→ **EXERCISE OBJECTIVE**:
Sort through the entries below and pull out lines containing the word "drivers".

[Data excerpts]
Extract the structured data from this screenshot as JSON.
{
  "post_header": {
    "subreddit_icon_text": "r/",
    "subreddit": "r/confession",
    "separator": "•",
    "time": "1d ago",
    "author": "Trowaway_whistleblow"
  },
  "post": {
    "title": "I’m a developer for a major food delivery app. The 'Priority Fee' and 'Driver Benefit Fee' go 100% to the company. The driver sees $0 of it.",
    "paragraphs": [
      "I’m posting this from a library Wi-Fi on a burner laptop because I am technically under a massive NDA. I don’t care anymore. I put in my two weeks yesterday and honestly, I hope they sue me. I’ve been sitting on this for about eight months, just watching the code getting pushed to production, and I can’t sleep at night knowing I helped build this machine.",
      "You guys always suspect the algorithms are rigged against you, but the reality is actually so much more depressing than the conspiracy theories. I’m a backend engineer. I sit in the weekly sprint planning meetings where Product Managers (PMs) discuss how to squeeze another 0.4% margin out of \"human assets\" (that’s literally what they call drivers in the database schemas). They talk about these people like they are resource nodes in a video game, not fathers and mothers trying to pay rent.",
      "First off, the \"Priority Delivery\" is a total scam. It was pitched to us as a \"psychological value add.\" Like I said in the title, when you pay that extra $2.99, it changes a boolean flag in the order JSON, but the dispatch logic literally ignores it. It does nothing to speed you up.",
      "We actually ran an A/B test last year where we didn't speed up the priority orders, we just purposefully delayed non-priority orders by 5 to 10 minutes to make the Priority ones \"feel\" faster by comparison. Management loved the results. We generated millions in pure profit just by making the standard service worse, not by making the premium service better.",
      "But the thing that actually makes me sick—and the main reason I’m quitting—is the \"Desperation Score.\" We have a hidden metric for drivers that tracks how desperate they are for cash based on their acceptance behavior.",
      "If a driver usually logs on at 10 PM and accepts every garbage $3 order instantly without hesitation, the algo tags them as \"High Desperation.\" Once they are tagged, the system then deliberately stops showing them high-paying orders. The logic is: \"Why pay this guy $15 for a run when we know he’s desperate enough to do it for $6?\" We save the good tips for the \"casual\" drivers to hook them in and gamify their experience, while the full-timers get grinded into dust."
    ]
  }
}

→ **CORRECT ANSWER**:
      "You guys always suspect the algorithms are rigged against you, but the reality is actually so much more depressing than the conspiracy theories. I’m a backend engineer. I sit in the weekly sprint planning meetings where Product Managers (PMs) discuss how to squeeze another 0.4% margin out of \"human assets\" (that’s literally what they call drivers in the database schemas). They talk about these people like they are resource nodes in a video game, not fathers and mothers trying to pay rent.",
      "But the thing that actually makes me sick—and the main reason I’m quitting—is the \"Desperation Score.\" We have a hidden metric for drivers that tracks how desperate they are for cash based on their acceptance behavior.",
      "If a driver usually logs on at 10 PM and accepts every garbage $3 order instantly without hesitation, the algo tags them as \"High Desperation.\" Once they are tagged, the system then deliberately stops showing them high-paying orders. The logic is: \"Why pay this guy $15 for a run when we know he’s desperate enough to do it for $6?\" We save the good tips for the \"casual\" drivers to hook them in and gamify their experience, while the full-timers get grinded into dust."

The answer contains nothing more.